Grupo de Estudos Avançados Espíritas
GEAE – Caro Luiz Signates, frente a importância do tema “Comunicação Social Espírita”, gostaríamos de fazer-lhe algumas perguntas referentes as idéias apresentadas no seu artigo e sua aplicação na Internet.
LS – É com alegria que recebo uma manifestação do GEAE, de interesse por uma temática que, particularmente, considero da maior importância, e para a qual os companheiros espíritas ainda não atentaram o suficiente, porquanto aborda assuntos que ainda não são considerados problemáticos no Espiritismo brasileiro. Neste momento, ainda estou estudando a Internet e a inserção dos espíritas nela, de sorte que as analises ainda não são inteiramente conclusivas. Receba, portanto, minhas respostas como conjeturas, diante das quais estou inteiramente aberto ao dialogo, pelo e-mail signates@writeme.com.
GEAE – Dentro do contexto apresentado em seu artigo como você vê a situação atual da Internet e a inserção dos espíritas nela ?

··········

• **OBJETIVO 1**: Troque "Cameraman" por "Videomaker" nos registros, da linha que contém "List all visible" até a linha que contém "about-badge-letter: R: [143, 399, 157, 418]". Apresente essas linhas com todo o resto inalterado.
• **OBJETIVO 2**: Prossiga com a entrevista sobre comunicação social espírita e Internet a partir do ponto em que ela termina.

• **DADOS DO EXERCÍCIO**:

··········

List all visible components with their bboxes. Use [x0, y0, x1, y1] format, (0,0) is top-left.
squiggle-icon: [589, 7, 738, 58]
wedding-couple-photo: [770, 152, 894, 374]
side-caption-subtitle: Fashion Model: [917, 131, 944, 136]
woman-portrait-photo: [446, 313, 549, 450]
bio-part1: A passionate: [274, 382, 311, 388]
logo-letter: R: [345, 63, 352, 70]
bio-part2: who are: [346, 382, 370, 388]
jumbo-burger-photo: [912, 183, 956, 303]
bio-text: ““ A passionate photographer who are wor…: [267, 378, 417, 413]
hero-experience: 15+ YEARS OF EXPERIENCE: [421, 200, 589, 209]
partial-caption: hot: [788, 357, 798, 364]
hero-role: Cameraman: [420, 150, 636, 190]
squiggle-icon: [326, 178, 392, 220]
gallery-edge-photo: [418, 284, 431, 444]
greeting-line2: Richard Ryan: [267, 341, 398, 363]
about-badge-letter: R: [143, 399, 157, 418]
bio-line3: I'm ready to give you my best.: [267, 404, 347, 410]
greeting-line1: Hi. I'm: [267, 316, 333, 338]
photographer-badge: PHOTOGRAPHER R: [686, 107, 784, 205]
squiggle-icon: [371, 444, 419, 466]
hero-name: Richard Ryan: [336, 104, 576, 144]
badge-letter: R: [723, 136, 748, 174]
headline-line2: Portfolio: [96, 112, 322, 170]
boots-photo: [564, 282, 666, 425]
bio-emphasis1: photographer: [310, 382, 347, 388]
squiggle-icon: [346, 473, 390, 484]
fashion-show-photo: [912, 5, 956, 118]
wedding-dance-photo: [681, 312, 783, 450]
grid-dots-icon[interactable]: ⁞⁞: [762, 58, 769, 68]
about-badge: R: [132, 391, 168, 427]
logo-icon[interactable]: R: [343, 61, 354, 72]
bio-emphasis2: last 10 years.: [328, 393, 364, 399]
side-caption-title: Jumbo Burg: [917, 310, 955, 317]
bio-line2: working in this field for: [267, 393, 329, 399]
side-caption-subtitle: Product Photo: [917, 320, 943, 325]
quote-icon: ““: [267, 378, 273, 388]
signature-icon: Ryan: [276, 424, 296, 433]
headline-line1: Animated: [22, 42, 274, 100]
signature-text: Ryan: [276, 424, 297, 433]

··········

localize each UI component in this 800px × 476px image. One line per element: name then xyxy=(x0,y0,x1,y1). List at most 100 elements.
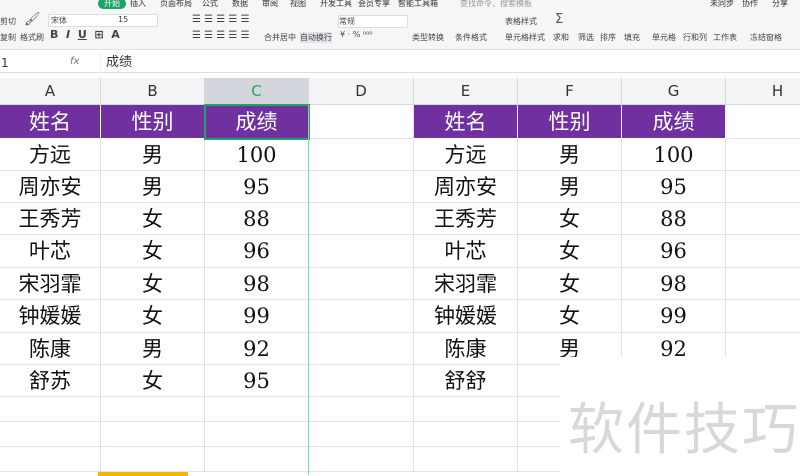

··········

• **RESPOSTA FINAL 1**:
List all visible components with their bboxes. Use [x0, y0, x1, y1] format, (0,0) is top-left.
squiggle-icon: [589, 7, 738, 58]
wedding-couple-photo: [770, 152, 894, 374]
side-caption-subtitle: Fashion Model: [917, 131, 944, 136]
woman-portrait-photo: [446, 313, 549, 450]
bio-part1: A passionate: [274, 382, 311, 388]
logo-letter: R: [345, 63, 352, 70]
bio-part2: who are: [346, 382, 370, 388]
jumbo-burger-photo: [912, 183, 956, 303]
bio-text: ““ A passionate photographer who are wor…: [267, 378, 417, 413]
hero-experience: 15+ YEARS OF EXPERIENCE: [421, 200, 589, 209]
partial-caption: hot: [788, 357, 798, 364]
hero-role: Videomaker: [420, 150, 636, 190]
squiggle-icon: [326, 178, 392, 220]
gallery-edge-photo: [418, 284, 431, 444]
greeting-line2: Richard Ryan: [267, 341, 398, 363]
about-badge-letter: R: [143, 399, 157, 418]

• **RESPOSTA FINAL 2**:
LS – O que tenho observado na Internet, grosso modo, é que as homepages espíritas são impressionantemente semelhantes, sugerindo que a metáfora do espelho (utilizada no artigo “Espelho dos Espíritas”) pode lhes servir. Outra coisa acontece, contudo, nas listas de discussão, sobretudo naquelas em que os critérios de participação são meramente técnicos, nas quais se discute de tudo, desde duvidas comezinhas de iniciantes até pontos controversos ainda irresolvidos, passando, é claro, pelas discordâncias de adeptos em relação a pontos que, para outros, já são pacíficos.
Entre umas e outras, isto é, entre as homepages e as listas, um espaço intermediário que tenho observado cuidadosamente, nesse estudo, são as chats. Porque reúnem a discussão até certo ponto livre `a condição do dialogo em tempo real, criam momentos de interatividade extremamente interessantes a um pesquisador da comunicação social espírita.
Nesses casos, tenho considerado muito interessantes principalmente dois aspectos: primeiro, os critérios de inserção de conteúdos, sobre os quais os espíritas participantes discordam entre si, alguns defendendo a livre abordagem e outros pretendendo a exclusividade na temática e na apreciação dentro de certos limites doutrinários mais ou menos rígidos; segundo – e mais importante -, a forma de relacionamento que os espíritas instauram uns com os outros e com os eventuais não espíritas que se aventuram a entrar na conversa.
GEAE – Quais são os critérios que norteiam sua pesquisa sobre “Comunicação Social Espírita” e como se aplicariam na analise um veiculo de comunicação especifico dentro da Internet ?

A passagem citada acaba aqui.